#### Task instructions
Please give the data below again in full, exactly as it stands.

#### Dataset
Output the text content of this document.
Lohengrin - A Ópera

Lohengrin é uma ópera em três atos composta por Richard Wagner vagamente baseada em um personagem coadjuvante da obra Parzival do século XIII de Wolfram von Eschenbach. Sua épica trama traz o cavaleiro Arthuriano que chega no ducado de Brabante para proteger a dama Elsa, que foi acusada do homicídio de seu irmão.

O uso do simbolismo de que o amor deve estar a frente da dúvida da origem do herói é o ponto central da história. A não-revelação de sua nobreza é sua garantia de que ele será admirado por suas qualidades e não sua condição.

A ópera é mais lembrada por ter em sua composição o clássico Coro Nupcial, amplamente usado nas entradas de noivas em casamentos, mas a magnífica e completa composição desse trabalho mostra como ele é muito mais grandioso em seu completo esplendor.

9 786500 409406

#### Response to the exercise
Output the text content of this document.
Lohengrin - A Ópera

Lohengrin é uma ópera em três atos composta por Richard Wagner vagamente baseada em um personagem coadjuvante da obra Parzival do século XIII de Wolfram von Eschenbach. Sua épica trama traz o cavaleiro Arthuriano que chega no ducado de Brabante para proteger a dama Elsa, que foi acusada do homicídio de seu irmão.

O uso do simbolismo de que o amor deve estar a frente da dúvida da origem do herói é o ponto central da história. A não-revelação de sua nobreza é sua garantia de que ele será admirado por suas qualidades e não sua condição.

A ópera é mais lembrada por ter em sua composição o clássico Coro Nupcial, amplamente usado nas entradas de noivas em casamentos, mas a magnífica e completa composição desse trabalho mostra como ele é muito mais grandioso em seu completo esplendor.

9 786500 409406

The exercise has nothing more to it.